* **Stated goal**: Gather up the lines that contain "Results".
+++++
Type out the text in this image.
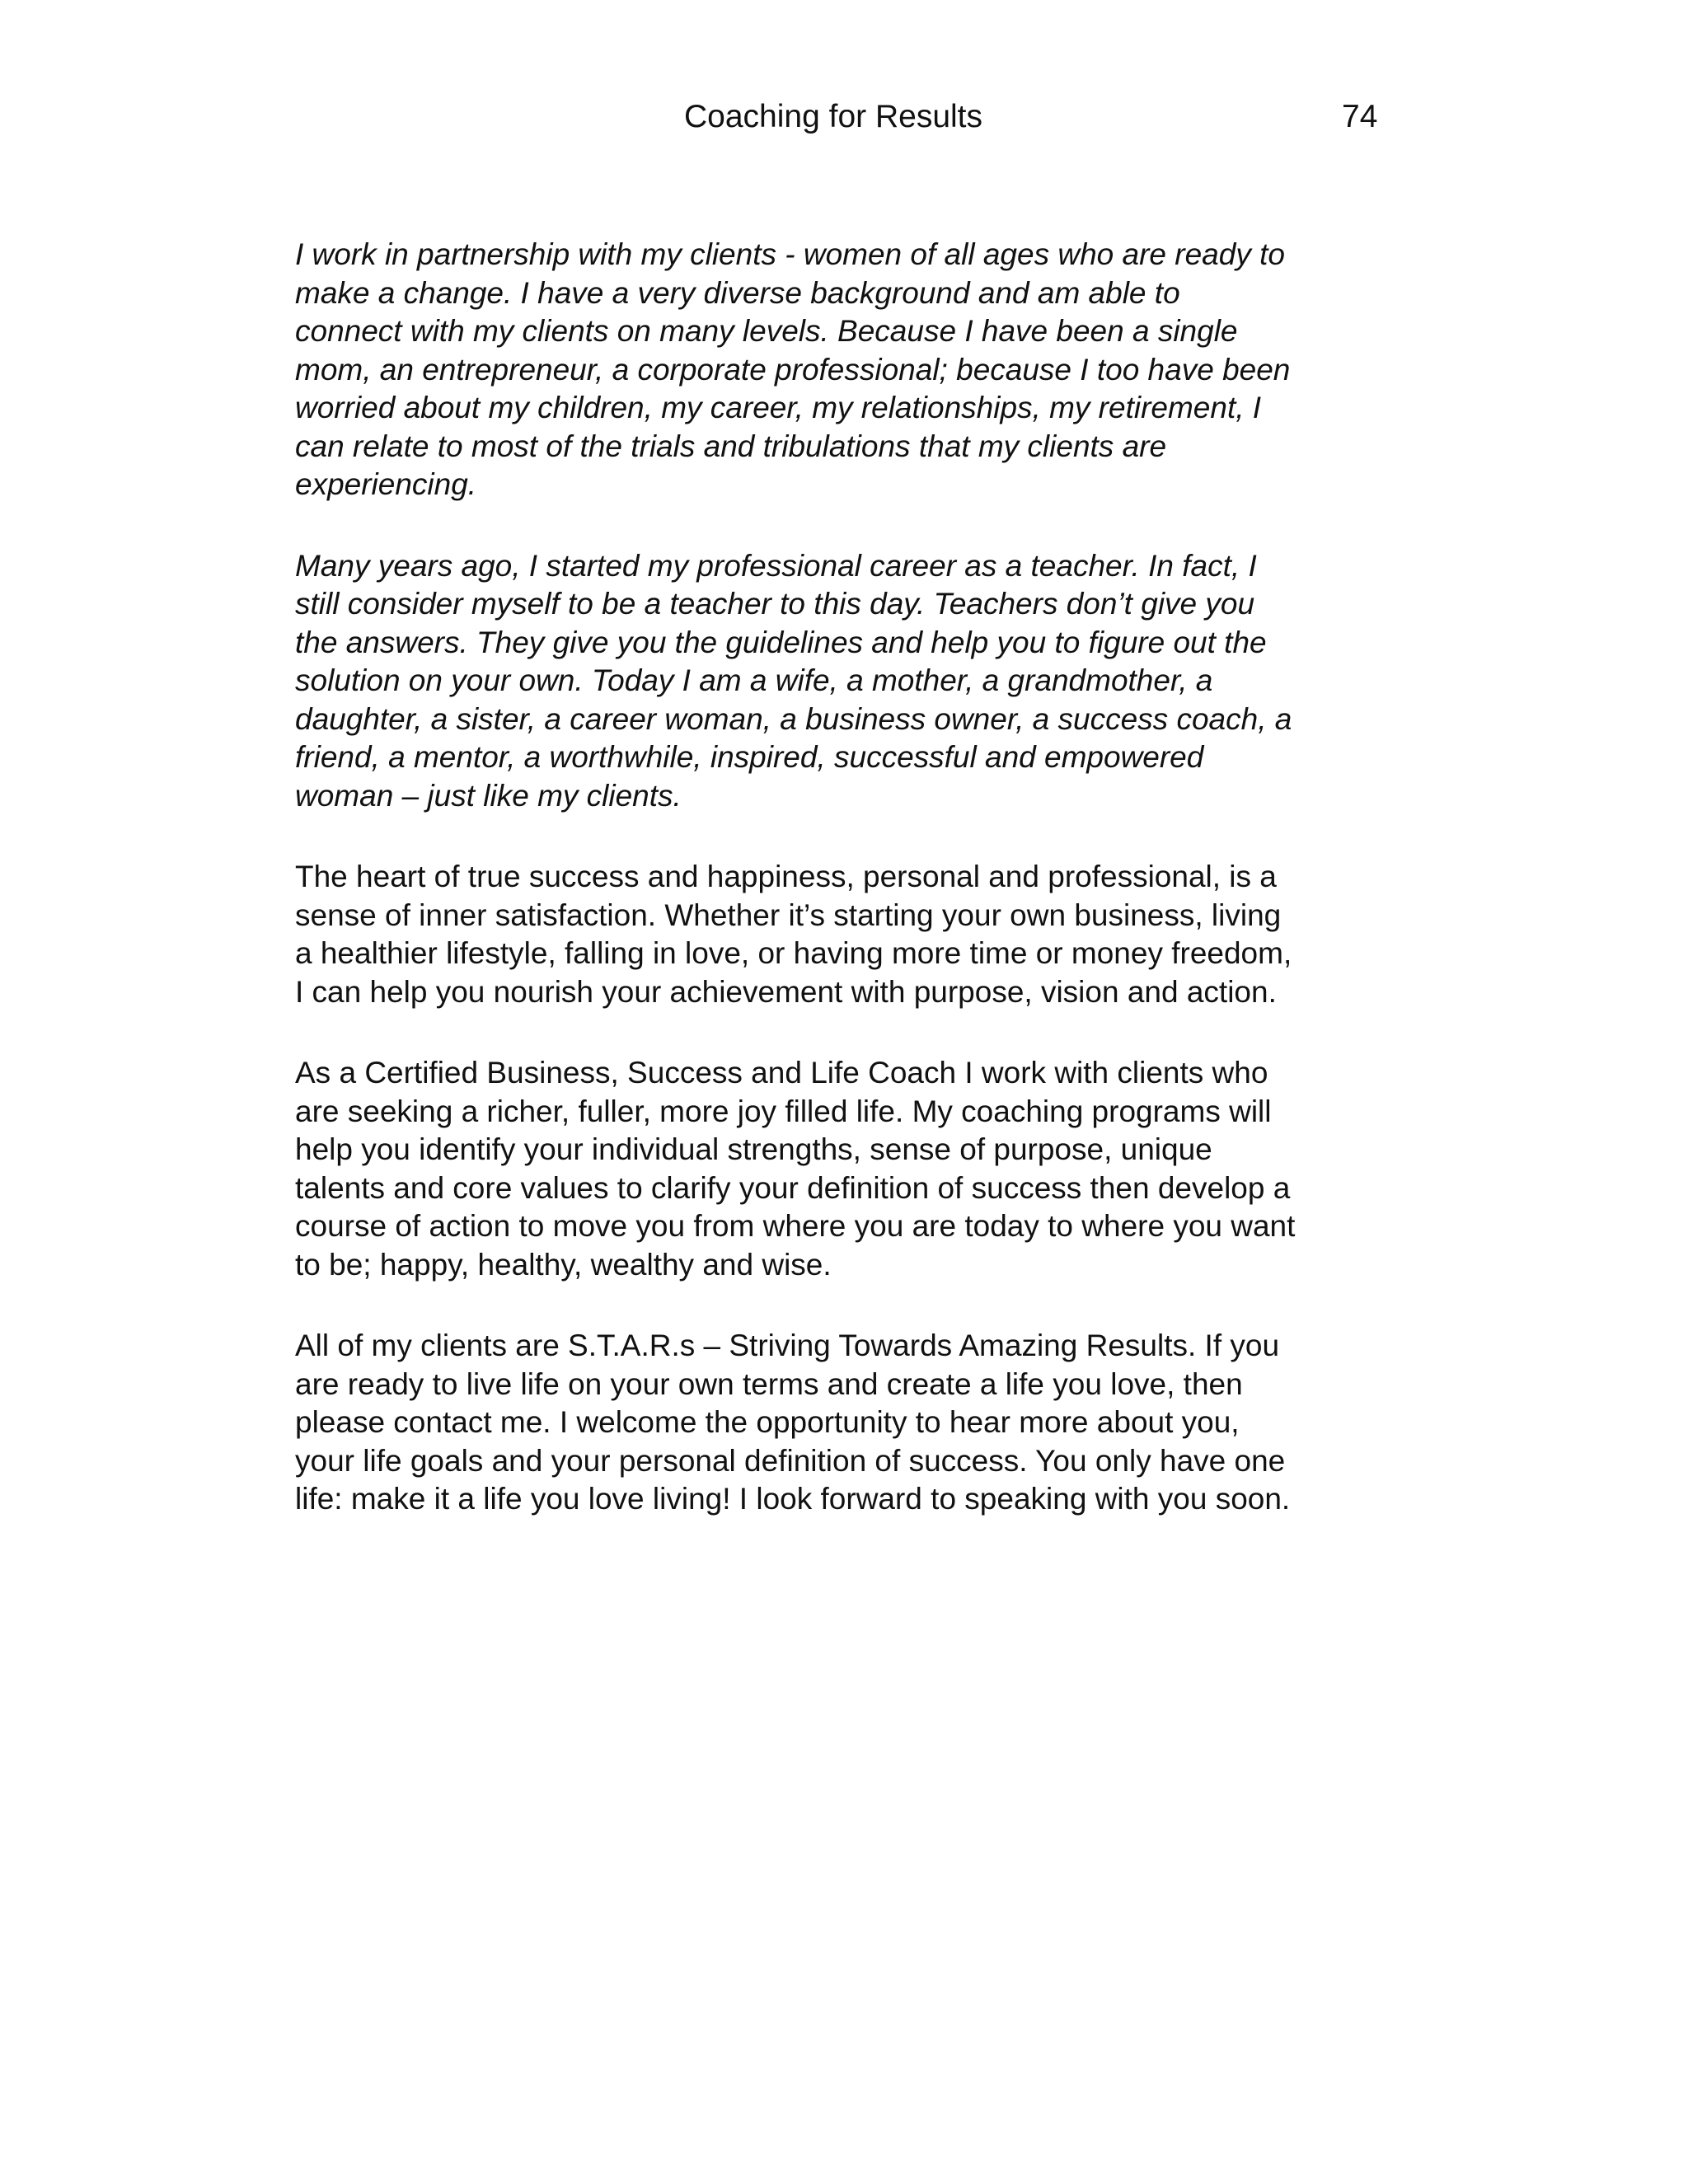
Coaching for Results	74

I work in partnership with my clients - women of all ages who are ready to
make a change. I have a very diverse background and am able to
connect with my clients on many levels. Because I have been a single
mom, an entrepreneur, a corporate professional; because I too have been
worried about my children, my career, my relationships, my retirement, I
can relate to most of the trials and tribulations that my clients are
experiencing.

Many years ago, I started my professional career as a teacher. In fact, I
still consider myself to be a teacher to this day. Teachers don’t give you
the answers. They give you the guidelines and help you to figure out the
solution on your own. Today I am a wife, a mother, a grandmother, a
daughter, a sister, a career woman, a business owner, a success coach, a
friend, a mentor, a worthwhile, inspired, successful and empowered
woman – just like my clients.

The heart of true success and happiness, personal and professional, is a
sense of inner satisfaction. Whether it’s starting your own business, living
a healthier lifestyle, falling in love, or having more time or money freedom,
I can help you nourish your achievement with purpose, vision and action.

As a Certified Business, Success and Life Coach I work with clients who
are seeking a richer, fuller, more joy filled life. My coaching programs will
help you identify your individual strengths, sense of purpose, unique
talents and core values to clarify your definition of success then develop a
course of action to move you from where you are today to where you want
to be; happy, healthy, wealthy and wise.

All of my clients are S.T.A.R.s – Striving Towards Amazing Results. If you
are ready to live life on your own terms and create a life you love, then
please contact me. I welcome the opportunity to hear more about you,
your life goals and your personal definition of success. You only have one
life: make it a life you love living! I look forward to speaking with you soon.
+++++
* **Expected answer**:
Coaching for Results	74
All of my clients are S.T.A.R.s – Striving Towards Amazing Results. If you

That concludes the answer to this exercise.